- **EXTRAIT DU DOCUMENT**
● ● ● ● ●
On raconte que, lors d’une tournée en Angleterre, l’Avare a lu dans les pages financières d’un journal que le dollar avait baissé par rapport à la livre sterling: il refusa de monter sur scène tant que son contrat n’était pas renégocié pour compenser cette perte…

Lors d’un concert au Paramount de Brooklyn, Chuck Berry met un premier pied dans la légende. «J’ai commencé à faire le “pas du canard” pour cacher les faux plis de mon costume. J’ai été ovationné, alors j’en ai conclu que ça plaisait au public. Je l’ai donc refait, encore et encore.» Sûr de son charme, entertainer hors pair, doué d’un talent d’écriture sans pareil, il gagne soir après soir ses titres de noblesse. «C’est lui le roi du rock’n’roll», avoue Jerry Lee Lewis, un brin jaloux.

Vingt mois fermes Mais tout soleil a sa part d’ombre. Qualifié de guindé, d’arriviste, de radin, de menteur, Chuck Berry ajoute encore le terme de proxénète lorsqu’un tribunal le condamne à vingt mois fermes pour avoir entretenu une jeune fille de 14 ans dans l’un de ses clubs.

Le musicien passe ainsi la majeure partie de l’année 1962 dans la prison de Springfield, où il continue «d’étudier les rouages du métier» et, surtout, d’écrire une poignée de chansons bientôt incontournables: You never can tell, No particular place to go, Promised land.
● ● ● ● ●
- **TÂCHE À RÉALISER**
Indiquez, s'il vous plaît, si chacune des affirmations suivantes concorde avec l'extrait sur Chuck Berry, en répondant par oui ou par non et en citant mot pour mot les termes de l'extrait qui permettent de trancher. (a) Chuck Berry a commencé à faire le « pas du canard » pour dissimuler les faux plis de son costume. (b) Le tribunal a condamné Chuck Berry à vingt mois avec sursis. (c) Chuck Berry a passé la majeure partie de l'année 1963 en prison.

- **DONNÉES DISPONIBLES**
● ● ● ● ●
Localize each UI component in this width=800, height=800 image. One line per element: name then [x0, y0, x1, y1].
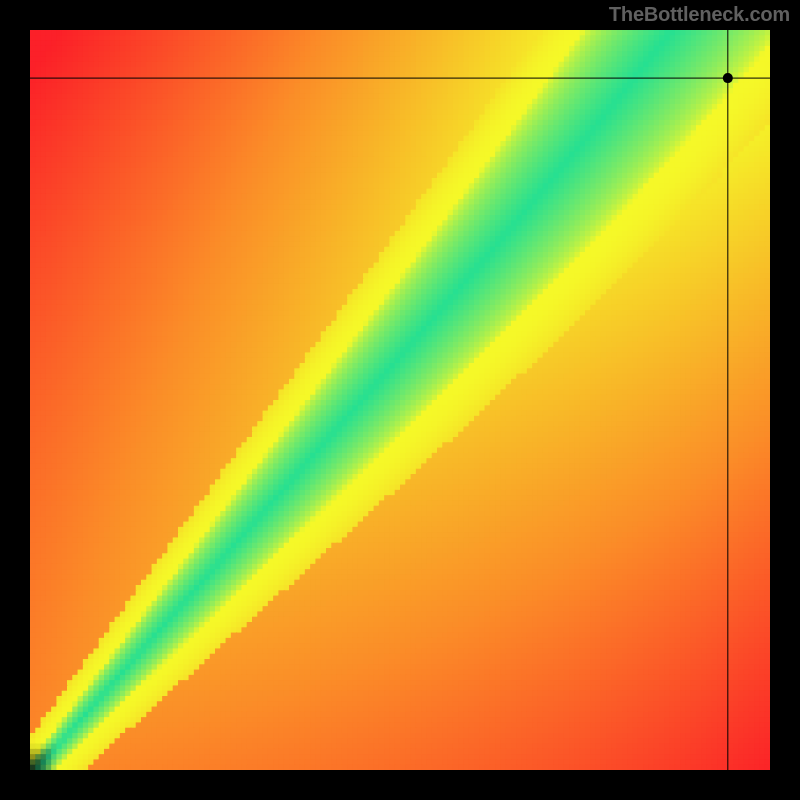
- watermark-text: TheBottleneck.com: [609, 4, 790, 27]
- chart-container: TheBottleneck.com: [0, 0, 800, 800]
- bottleneck-heatmap: [0, 0, 800, 800]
● ● ● ● ●
- **RÉSULTAT DE LA TÂCHE**
(a) Oui : « J’ai commencé à faire le “pas du canard” pour cacher les faux plis de mon costume. »
(b) Non : « un tribunal le condamne à vingt mois fermes »
(c) Non : « Le musicien passe ainsi la majeure partie de l’année 1962 dans la prison de Springfield »